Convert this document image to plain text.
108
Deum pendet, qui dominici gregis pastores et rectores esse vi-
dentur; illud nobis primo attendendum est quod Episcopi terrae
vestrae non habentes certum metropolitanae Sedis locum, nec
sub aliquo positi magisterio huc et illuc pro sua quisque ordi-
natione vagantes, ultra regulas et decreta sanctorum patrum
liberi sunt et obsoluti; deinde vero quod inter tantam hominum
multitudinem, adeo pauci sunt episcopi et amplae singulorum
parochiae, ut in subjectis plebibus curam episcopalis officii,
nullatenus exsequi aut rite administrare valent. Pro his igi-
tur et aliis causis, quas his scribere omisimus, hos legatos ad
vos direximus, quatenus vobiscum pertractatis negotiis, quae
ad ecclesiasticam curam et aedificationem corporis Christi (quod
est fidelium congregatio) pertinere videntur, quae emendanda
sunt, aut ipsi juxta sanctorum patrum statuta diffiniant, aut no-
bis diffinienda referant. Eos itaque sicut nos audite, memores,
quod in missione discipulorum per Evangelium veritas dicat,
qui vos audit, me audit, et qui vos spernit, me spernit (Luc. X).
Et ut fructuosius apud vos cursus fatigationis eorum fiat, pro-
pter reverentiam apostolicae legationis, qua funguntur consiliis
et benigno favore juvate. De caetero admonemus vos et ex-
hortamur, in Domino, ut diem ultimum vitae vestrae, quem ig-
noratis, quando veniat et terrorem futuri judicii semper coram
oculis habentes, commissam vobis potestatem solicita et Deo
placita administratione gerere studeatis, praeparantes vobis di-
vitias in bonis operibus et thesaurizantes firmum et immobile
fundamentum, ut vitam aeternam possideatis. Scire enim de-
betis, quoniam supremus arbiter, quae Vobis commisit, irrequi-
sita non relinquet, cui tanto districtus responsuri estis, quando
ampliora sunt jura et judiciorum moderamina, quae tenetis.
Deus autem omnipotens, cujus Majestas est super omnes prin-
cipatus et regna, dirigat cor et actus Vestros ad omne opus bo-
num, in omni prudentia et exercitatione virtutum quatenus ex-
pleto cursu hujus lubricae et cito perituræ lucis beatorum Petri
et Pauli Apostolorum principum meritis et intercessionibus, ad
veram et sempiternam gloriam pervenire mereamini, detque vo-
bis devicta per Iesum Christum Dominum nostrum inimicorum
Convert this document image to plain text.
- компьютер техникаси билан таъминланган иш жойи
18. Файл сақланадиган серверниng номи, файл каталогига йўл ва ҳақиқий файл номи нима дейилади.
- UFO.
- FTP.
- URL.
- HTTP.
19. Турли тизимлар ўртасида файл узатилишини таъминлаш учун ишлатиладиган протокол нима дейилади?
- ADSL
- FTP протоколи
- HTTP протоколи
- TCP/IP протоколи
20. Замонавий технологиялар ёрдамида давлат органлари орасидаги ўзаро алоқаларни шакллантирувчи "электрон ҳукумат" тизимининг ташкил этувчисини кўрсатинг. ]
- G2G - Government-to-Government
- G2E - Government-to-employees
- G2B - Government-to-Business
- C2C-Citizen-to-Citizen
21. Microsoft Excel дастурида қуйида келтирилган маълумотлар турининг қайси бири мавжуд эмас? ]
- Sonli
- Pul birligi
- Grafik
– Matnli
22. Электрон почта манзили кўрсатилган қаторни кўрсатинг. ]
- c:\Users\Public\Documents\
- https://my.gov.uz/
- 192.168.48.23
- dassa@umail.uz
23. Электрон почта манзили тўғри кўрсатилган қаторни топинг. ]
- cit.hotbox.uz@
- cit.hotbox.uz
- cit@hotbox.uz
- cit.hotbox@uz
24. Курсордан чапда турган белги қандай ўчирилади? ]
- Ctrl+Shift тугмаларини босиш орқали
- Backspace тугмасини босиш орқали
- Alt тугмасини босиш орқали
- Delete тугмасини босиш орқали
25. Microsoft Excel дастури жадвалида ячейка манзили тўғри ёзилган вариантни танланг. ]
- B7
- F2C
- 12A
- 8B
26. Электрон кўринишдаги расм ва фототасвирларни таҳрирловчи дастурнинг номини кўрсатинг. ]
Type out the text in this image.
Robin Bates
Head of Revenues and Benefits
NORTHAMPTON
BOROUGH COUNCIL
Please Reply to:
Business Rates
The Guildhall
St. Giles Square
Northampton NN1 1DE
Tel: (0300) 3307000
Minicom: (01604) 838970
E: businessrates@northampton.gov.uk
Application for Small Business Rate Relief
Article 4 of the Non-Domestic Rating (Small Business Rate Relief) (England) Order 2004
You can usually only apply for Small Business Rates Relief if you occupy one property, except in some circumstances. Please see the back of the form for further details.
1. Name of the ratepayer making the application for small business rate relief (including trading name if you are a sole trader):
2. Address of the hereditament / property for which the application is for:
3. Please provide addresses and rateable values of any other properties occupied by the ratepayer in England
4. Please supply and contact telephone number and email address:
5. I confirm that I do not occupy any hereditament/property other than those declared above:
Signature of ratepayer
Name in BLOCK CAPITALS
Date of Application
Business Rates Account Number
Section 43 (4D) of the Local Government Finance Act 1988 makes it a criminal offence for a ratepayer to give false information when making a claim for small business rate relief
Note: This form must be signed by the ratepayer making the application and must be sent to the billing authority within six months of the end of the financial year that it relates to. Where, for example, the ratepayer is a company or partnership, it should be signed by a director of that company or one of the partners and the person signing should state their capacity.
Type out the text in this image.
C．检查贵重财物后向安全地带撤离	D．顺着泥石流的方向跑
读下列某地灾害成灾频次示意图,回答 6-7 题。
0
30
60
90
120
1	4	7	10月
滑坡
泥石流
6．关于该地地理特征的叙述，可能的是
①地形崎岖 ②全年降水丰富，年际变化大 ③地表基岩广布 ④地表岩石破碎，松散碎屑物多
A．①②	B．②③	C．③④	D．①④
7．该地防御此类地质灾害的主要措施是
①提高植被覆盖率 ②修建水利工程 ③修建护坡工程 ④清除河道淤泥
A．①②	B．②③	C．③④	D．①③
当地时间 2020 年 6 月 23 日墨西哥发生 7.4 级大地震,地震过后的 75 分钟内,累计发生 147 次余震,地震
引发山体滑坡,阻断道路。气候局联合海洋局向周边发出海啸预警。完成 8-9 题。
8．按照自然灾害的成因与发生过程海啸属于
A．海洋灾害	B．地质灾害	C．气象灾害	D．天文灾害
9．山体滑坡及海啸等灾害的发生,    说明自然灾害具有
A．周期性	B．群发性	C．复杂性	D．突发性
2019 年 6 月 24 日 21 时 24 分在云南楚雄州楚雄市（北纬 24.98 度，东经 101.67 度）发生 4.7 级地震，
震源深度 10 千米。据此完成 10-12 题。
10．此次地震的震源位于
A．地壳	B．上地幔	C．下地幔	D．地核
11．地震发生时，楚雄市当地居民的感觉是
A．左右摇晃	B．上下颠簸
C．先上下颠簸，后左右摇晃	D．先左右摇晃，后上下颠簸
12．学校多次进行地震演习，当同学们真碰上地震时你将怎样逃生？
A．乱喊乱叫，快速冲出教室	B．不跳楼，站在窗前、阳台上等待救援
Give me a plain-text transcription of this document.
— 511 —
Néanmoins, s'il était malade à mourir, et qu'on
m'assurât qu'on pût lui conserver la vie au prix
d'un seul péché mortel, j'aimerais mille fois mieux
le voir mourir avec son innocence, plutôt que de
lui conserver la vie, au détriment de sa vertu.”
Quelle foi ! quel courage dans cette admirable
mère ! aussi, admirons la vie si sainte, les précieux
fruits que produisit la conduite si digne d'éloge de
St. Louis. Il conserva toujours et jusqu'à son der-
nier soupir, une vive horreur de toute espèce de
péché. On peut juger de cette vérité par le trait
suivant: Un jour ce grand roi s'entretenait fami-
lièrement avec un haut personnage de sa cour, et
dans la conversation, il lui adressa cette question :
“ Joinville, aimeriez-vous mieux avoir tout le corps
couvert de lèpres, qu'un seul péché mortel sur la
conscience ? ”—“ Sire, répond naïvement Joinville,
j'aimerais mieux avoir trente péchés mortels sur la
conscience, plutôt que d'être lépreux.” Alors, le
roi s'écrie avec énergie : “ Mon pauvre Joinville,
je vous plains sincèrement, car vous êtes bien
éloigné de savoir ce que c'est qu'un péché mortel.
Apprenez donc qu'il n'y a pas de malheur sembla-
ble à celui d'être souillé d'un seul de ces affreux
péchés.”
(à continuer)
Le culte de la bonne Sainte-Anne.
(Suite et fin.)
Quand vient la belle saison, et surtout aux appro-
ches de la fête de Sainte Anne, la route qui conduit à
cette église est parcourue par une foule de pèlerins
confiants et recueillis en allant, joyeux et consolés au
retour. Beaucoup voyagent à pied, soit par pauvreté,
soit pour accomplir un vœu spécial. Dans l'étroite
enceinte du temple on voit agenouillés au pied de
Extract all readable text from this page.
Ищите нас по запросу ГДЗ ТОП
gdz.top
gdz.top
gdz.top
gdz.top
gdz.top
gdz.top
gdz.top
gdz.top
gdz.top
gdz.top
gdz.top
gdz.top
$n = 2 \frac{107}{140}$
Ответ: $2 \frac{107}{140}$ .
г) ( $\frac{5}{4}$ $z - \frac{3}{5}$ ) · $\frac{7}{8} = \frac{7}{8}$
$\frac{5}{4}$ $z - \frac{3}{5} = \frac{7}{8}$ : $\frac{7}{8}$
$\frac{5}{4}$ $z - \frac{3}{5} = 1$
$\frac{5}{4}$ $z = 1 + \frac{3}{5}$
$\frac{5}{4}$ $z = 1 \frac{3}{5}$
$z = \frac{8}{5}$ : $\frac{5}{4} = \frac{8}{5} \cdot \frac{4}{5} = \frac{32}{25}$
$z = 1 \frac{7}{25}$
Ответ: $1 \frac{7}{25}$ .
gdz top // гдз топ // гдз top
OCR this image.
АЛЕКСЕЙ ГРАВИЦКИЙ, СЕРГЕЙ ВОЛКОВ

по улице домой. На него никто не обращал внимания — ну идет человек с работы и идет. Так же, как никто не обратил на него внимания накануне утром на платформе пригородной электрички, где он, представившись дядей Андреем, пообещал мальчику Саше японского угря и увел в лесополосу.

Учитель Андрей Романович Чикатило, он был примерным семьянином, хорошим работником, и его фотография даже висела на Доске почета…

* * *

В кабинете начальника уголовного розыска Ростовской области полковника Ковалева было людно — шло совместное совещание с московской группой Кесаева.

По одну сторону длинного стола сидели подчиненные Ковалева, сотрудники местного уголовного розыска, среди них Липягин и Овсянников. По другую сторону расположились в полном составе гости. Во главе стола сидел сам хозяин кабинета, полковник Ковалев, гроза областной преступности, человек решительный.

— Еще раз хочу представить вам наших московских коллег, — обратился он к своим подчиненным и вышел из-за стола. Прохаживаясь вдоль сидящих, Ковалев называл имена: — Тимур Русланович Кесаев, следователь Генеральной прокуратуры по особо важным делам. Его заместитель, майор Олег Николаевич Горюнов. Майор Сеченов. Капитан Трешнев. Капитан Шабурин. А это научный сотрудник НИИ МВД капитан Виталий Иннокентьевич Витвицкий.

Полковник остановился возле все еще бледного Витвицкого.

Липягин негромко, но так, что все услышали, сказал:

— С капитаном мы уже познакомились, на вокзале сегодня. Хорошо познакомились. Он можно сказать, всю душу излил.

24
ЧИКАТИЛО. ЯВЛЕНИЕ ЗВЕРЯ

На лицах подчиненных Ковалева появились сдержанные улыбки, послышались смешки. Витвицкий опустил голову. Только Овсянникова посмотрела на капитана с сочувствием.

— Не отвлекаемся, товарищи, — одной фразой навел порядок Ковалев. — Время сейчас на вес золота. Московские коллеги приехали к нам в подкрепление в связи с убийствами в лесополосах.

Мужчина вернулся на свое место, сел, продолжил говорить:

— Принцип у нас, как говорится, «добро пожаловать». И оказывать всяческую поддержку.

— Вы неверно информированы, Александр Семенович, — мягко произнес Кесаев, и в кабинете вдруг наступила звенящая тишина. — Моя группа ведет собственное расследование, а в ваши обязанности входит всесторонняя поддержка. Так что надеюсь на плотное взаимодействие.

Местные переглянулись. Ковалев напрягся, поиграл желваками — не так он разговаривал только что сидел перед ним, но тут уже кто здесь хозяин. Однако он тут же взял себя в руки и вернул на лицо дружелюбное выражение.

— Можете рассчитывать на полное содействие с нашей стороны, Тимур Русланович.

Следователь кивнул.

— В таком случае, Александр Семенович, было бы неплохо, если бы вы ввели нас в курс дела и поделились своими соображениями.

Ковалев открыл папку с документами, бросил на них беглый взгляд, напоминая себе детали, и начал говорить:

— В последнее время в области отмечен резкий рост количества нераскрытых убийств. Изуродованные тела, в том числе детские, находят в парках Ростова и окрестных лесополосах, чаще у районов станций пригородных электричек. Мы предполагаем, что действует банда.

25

============

(To be done): Identify each line in the records above that contains the word "sunt", and copy it out in full.

(Result for this exercise):
liberi sunt et obsoluti; deinde vero quod inter tantam hominum
multitudinem, adeo pauci sunt episcopi et amplae singulorum
sunt, aut ipsi juxta sanctorum patrum statuta diffiniant, aut no-
ampliora sunt jura et judiciorum moderamina, quae tenetis.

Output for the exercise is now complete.